### Available data
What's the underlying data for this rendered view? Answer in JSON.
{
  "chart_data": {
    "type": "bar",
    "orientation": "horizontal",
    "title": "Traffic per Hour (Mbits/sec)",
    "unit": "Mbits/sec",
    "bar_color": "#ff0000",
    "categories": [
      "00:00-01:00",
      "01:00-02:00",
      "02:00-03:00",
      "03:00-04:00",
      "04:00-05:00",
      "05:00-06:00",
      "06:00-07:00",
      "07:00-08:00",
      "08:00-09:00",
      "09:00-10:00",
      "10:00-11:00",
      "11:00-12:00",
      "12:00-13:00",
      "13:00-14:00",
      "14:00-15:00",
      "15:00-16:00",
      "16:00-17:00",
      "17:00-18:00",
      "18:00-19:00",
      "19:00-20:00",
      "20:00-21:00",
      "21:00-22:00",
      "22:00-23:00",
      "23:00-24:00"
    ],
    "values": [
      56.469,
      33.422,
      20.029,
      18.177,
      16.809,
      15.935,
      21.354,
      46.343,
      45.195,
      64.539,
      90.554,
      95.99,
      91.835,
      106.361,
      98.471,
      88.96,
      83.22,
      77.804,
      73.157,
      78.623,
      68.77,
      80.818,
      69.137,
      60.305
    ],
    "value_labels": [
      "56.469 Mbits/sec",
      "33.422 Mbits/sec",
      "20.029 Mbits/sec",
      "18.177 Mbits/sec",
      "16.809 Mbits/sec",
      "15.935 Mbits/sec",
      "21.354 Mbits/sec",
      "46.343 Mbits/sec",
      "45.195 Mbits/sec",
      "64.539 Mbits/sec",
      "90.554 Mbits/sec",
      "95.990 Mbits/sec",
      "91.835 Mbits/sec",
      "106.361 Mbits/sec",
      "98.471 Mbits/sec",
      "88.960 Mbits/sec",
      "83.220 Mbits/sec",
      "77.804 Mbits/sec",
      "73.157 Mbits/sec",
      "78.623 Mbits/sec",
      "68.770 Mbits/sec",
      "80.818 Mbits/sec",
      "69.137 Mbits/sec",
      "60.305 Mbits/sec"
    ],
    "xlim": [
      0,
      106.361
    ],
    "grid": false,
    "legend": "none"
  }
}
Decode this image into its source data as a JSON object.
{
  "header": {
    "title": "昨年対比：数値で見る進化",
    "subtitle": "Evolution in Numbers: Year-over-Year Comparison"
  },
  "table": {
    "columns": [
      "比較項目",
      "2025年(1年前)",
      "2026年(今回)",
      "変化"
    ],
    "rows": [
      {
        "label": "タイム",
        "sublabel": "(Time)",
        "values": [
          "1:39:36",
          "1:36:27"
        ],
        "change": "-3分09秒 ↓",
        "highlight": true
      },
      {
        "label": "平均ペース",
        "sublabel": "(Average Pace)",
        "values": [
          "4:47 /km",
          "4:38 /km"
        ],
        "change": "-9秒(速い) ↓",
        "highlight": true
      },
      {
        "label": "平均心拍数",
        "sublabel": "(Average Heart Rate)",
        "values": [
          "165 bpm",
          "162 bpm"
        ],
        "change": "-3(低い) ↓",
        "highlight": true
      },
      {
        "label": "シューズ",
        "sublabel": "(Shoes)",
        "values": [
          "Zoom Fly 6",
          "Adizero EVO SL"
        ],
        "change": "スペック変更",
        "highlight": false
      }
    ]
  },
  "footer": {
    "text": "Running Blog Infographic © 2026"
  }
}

### Short problem
Above are several records. Count the lines among them that contain "Average" and give only the total.

### Task output
2